WHAT YOU WILL DO -
Copy every entry word for word. Skip the pictures.

GIVEN DATA: Begin

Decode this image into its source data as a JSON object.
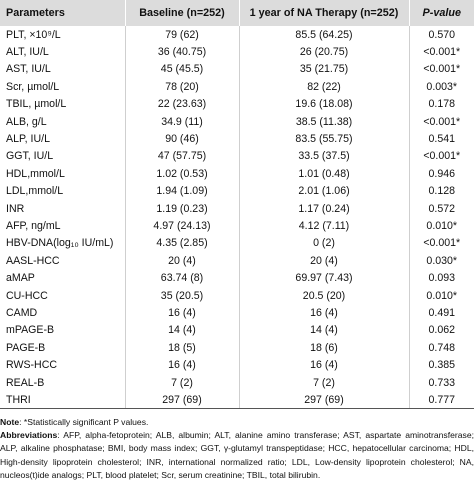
{
  "table": {
    "headers": [
      "Parameters",
      "Baseline (n=252)",
      "1 year of NA Therapy (n=252)",
      "P-value"
    ],
    "rows": [
      {
        "param": "PLT, ×10⁹/L",
        "baseline": "79 (62)",
        "therapy": "85.5 (64.25)",
        "p": "0.570"
      },
      {
        "param": "ALT, IU/L",
        "baseline": "36 (40.75)",
        "therapy": "26 (20.75)",
        "p": "<0.001*"
      },
      {
        "param": "AST, IU/L",
        "baseline": "45 (45.5)",
        "therapy": "35 (21.75)",
        "p": "<0.001*"
      },
      {
        "param": "Scr, µmol/L",
        "baseline": "78 (20)",
        "therapy": "82 (22)",
        "p": "0.003*"
      },
      {
        "param": "TBIL, µmol/L",
        "baseline": "22 (23.63)",
        "therapy": "19.6 (18.08)",
        "p": "0.178"
      },
      {
        "param": "ALB, g/L",
        "baseline": "34.9 (11)",
        "therapy": "38.5 (11.38)",
        "p": "<0.001*"
      },
      {
        "param": "ALP, IU/L",
        "baseline": "90 (46)",
        "therapy": "83.5 (55.75)",
        "p": "0.541"
      },
      {
        "param": "GGT, IU/L",
        "baseline": "47 (57.75)",
        "therapy": "33.5 (37.5)",
        "p": "<0.001*"
      },
      {
        "param": "HDL,mmol/L",
        "baseline": "1.02 (0.53)",
        "therapy": "1.01 (0.48)",
        "p": "0.946"
      },
      {
        "param": "LDL,mmol/L",
        "baseline": "1.94 (1.09)",
        "therapy": "2.01 (1.06)",
        "p": "0.128"
      },
      {
        "param": "INR",
        "baseline": "1.19 (0.23)",
        "therapy": "1.17 (0.24)",
        "p": "0.572"
      },
      {
        "param": "AFP, ng/mL",
        "baseline": "4.97 (24.13)",
        "therapy": "4.12 (7.11)",
        "p": "0.010*"
      },
      {
        "param": "HBV-DNA(log₁₀ IU/mL)",
        "baseline": "4.35 (2.85)",
        "therapy": "0 (2)",
        "p": "<0.001*"
      },
      {
        "param": "AASL-HCC",
        "baseline": "20 (4)",
        "therapy": "20 (4)",
        "p": "0.030*"
      },
      {
        "param": "aMAP",
        "baseline": "63.74 (8)",
        "therapy": "69.97 (7.43)",
        "p": "0.093"
      },
      {
        "param": "CU-HCC",
        "baseline": "35 (20.5)",
        "therapy": "20.5 (20)",
        "p": "0.010*"
      },
      {
        "param": "CAMD",
        "baseline": "16 (4)",
        "therapy": "16 (4)",
        "p": "0.491"
      },
      {
        "param": "mPAGE-B",
        "baseline": "14 (4)",
        "therapy": "14 (4)",
        "p": "0.062"
      },
      {
        "param": "PAGE-B",
        "baseline": "18 (5)",
        "therapy": "18 (6)",
        "p": "0.748"
      },
      {
        "param": "RWS-HCC",
        "baseline": "16 (4)",
        "therapy": "16 (4)",
        "p": "0.385"
      },
      {
        "param": "REAL-B",
        "baseline": "7 (2)",
        "therapy": "7 (2)",
        "p": "0.733"
      },
      {
        "param": "THRI",
        "baseline": "297 (69)",
        "therapy": "297 (69)",
        "p": "0.777"
      }
    ]
  },
  "notes": {
    "note_label": "Note",
    "note_text": ": *Statistically significant P values.",
    "abbr_label": "Abbreviations",
    "abbr_text": ": AFP, alpha-fetoprotein; ALB, albumin; ALT, alanine amino transferase; AST, aspartate aminotransferase; ALP, alkaline phosphatase; BMI, body mass index; GGT, γ-glutamyl transpeptidase; HCC, hepatocellular carcinoma; HDL, High-density lipoprotein cholesterol; INR, international normalized ratio; LDL, Low-density lipoprotein cholesterol; NA, nucleos(t)ide analogs; PLT, blood platelet; Scr, serum creatinine; TBIL, total bilirubin."
  }
}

GIVEN DATA: End

EXERCISE OUTPUT -
Decode this image into its source data as a JSON object.
{
  "table": {
    "headers": [
      "Parameters",
      "Baseline (n=252)",
      "1 year of NA Therapy (n=252)",
      "P-value"
    ],
    "rows": [
      {
        "param": "PLT, ×10⁹/L",
        "baseline": "79 (62)",
        "therapy": "85.5 (64.25)",
        "p": "0.570"
      },
      {
        "param": "ALT, IU/L",
        "baseline": "36 (40.75)",
        "therapy": "26 (20.75)",
        "p": "<0.001*"
      },
      {
        "param": "AST, IU/L",
        "baseline": "45 (45.5)",
        "therapy": "35 (21.75)",
        "p": "<0.001*"
      },
      {
        "param": "Scr, µmol/L",
        "baseline": "78 (20)",
        "therapy": "82 (22)",
        "p": "0.003*"
      },
      {
        "param": "TBIL, µmol/L",
        "baseline": "22 (23.63)",
        "therapy": "19.6 (18.08)",
        "p": "0.178"
      },
      {
        "param": "ALB, g/L",
        "baseline": "34.9 (11)",
        "therapy": "38.5 (11.38)",
        "p": "<0.001*"
      },
      {
        "param": "ALP, IU/L",
        "baseline": "90 (46)",
        "therapy": "83.5 (55.75)",
        "p": "0.541"
      },
      {
        "param": "GGT, IU/L",
        "baseline": "47 (57.75)",
        "therapy": "33.5 (37.5)",
        "p": "<0.001*"
      },
      {
        "param": "HDL,mmol/L",
        "baseline": "1.02 (0.53)",
        "therapy": "1.01 (0.48)",
        "p": "0.946"
      },
      {
        "param": "LDL,mmol/L",
        "baseline": "1.94 (1.09)",
        "therapy": "2.01 (1.06)",
        "p": "0.128"
      },
      {
        "param": "INR",
        "baseline": "1.19 (0.23)",
        "therapy": "1.17 (0.24)",
        "p": "0.572"
      },
      {
        "param": "AFP, ng/mL",
        "baseline": "4.97 (24.13)",
        "therapy": "4.12 (7.11)",
        "p": "0.010*"
      },
      {
        "param": "HBV-DNA(log₁₀ IU/mL)",
        "baseline": "4.35 (2.85)",
        "therapy": "0 (2)",
        "p": "<0.001*"
      },
      {
        "param": "AASL-HCC",
        "baseline": "20 (4)",
        "therapy": "20 (4)",
        "p": "0.030*"
      },
      {
        "param": "aMAP",
        "baseline": "63.74 (8)",
        "therapy": "69.97 (7.43)",
        "p": "0.093"
      },
      {
        "param": "CU-HCC",
        "baseline": "35 (20.5)",
        "therapy": "20.5 (20)",
        "p": "0.010*"
      },
      {
        "param": "CAMD",
        "baseline": "16 (4)",
        "therapy": "16 (4)",
        "p": "0.491"
      },
      {
        "param": "mPAGE-B",
        "baseline": "14 (4)",
        "therapy": "14 (4)",
        "p": "0.062"
      },
      {
        "param": "PAGE-B",
        "baseline": "18 (5)",
        "therapy": "18 (6)",
        "p": "0.748"
      },
      {
        "param": "RWS-HCC",
        "baseline": "16 (4)",
        "therapy": "16 (4)",
        "p": "0.385"
      },
      {
        "param": "REAL-B",
        "baseline": "7 (2)",
        "therapy": "7 (2)",
        "p": "0.733"
      },
      {
        "param": "THRI",
        "baseline": "297 (69)",
        "therapy": "297 (69)",
        "p": "0.777"
      }
    ]
  },
  "notes": {
    "note_label": "Note",
    "note_text": ": *Statistically significant P values.",
    "abbr_label": "Abbreviations",
    "abbr_text": ": AFP, alpha-fetoprotein; ALB, albumin; ALT, alanine amino transferase; AST, aspartate aminotransferase; ALP, alkaline phosphatase; BMI, body mass index; GGT, γ-glutamyl transpeptidase; HCC, hepatocellular carcinoma; HDL, High-density lipoprotein cholesterol; INR, international normalized ratio; LDL, Low-density lipoprotein cholesterol; NA, nucleos(t)ide analogs; PLT, blood platelet; Scr, serum creatinine; TBIL, total bilirubin."
  }
}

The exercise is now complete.